- Stated exercise -
Find how many lines in the material contain "note"; your answer should be that number alone.

>> Begin Supplied material

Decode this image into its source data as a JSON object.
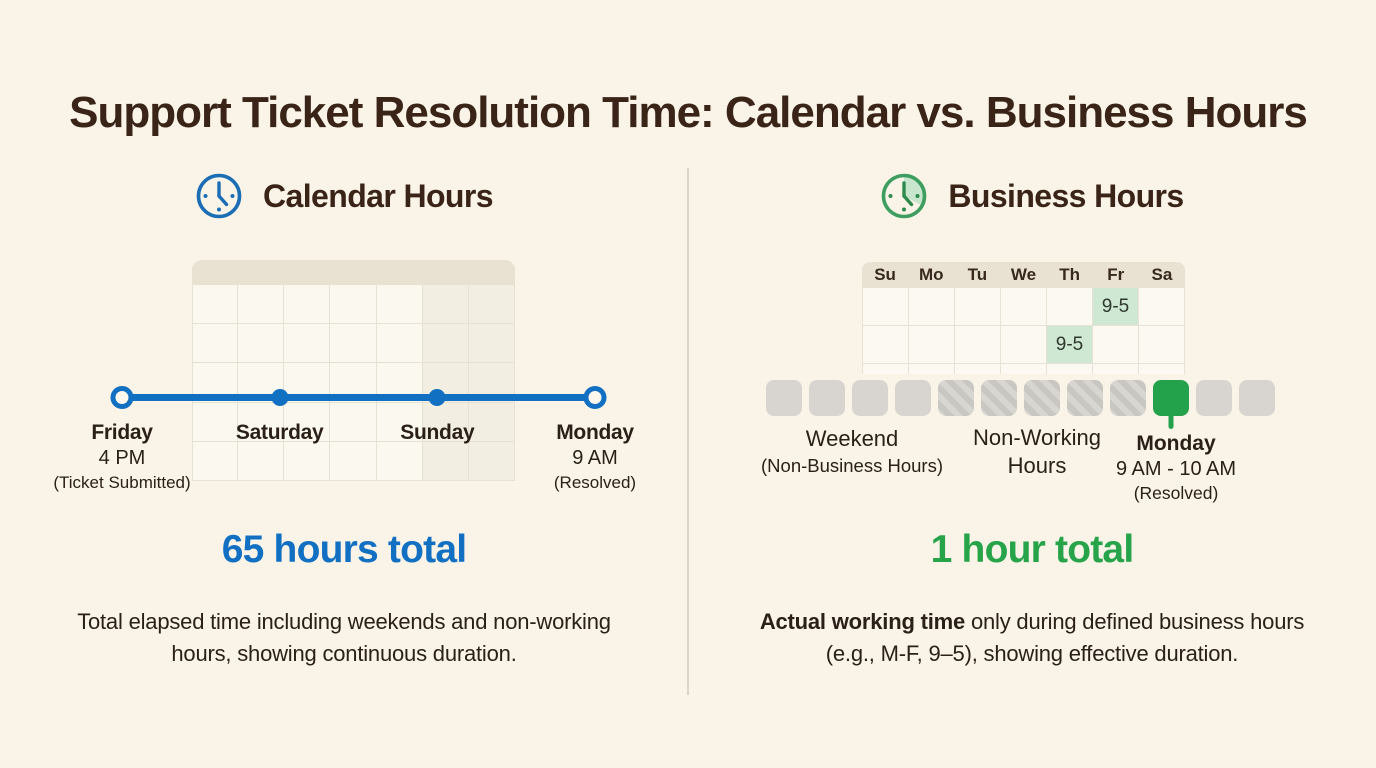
{
  "title": "Support Ticket Resolution Time: Calendar vs. Business Hours",
  "colors": {
    "background": "#faf4e8",
    "accent_blue": "#1270c2",
    "accent_green": "#23a14b",
    "light_green": "#cfe8d3",
    "header_tan": "#e9e1d2",
    "text_dark_brown": "#3a2418",
    "gray_block": "#d8d5d0"
  },
  "left": {
    "heading": "Calendar Hours",
    "icon": "clock-icon",
    "calendar": {
      "columns": 7,
      "rows": 5,
      "weekend_columns": 2
    },
    "timeline": {
      "points": [
        {
          "day": "Friday",
          "time": "4 PM",
          "note": "(Ticket Submitted)",
          "marker": "open"
        },
        {
          "day": "Saturday",
          "time": "",
          "note": "",
          "marker": "filled"
        },
        {
          "day": "Sunday",
          "time": "",
          "note": "",
          "marker": "filled"
        },
        {
          "day": "Monday",
          "time": "9 AM",
          "note": "(Resolved)",
          "marker": "open"
        }
      ]
    },
    "total": "65 hours total",
    "description": "Total elapsed time including weekends and non-working hours, showing continuous duration."
  },
  "right": {
    "heading": "Business Hours",
    "icon": "clock-icon",
    "week_days": [
      "Su",
      "Mo",
      "Tu",
      "We",
      "Th",
      "Fr",
      "Sa"
    ],
    "schedule_rows": 3,
    "schedule_cells": [
      {
        "row": 0,
        "col": 5,
        "label": "9-5"
      },
      {
        "row": 1,
        "col": 4,
        "label": "9-5"
      }
    ],
    "hour_blocks": [
      "plain",
      "plain",
      "plain",
      "plain",
      "hatched",
      "hatched",
      "hatched",
      "hatched",
      "hatched",
      "active",
      "plain",
      "plain"
    ],
    "groups": {
      "weekend": {
        "label": "Weekend",
        "sublabel": "(Non-Business Hours)"
      },
      "nonworking": {
        "label": "Non-Working Hours"
      },
      "monday": {
        "day": "Monday",
        "time": "9 AM - 10 AM",
        "note": "(Resolved)"
      }
    },
    "total": "1 hour total",
    "description": {
      "bold": "Actual working time",
      "rest": " only during defined business hours (e.g., M-F, 9–5), showing effective duration."
    }
  }
}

>> End Supplied material

- Answer to this problem -
5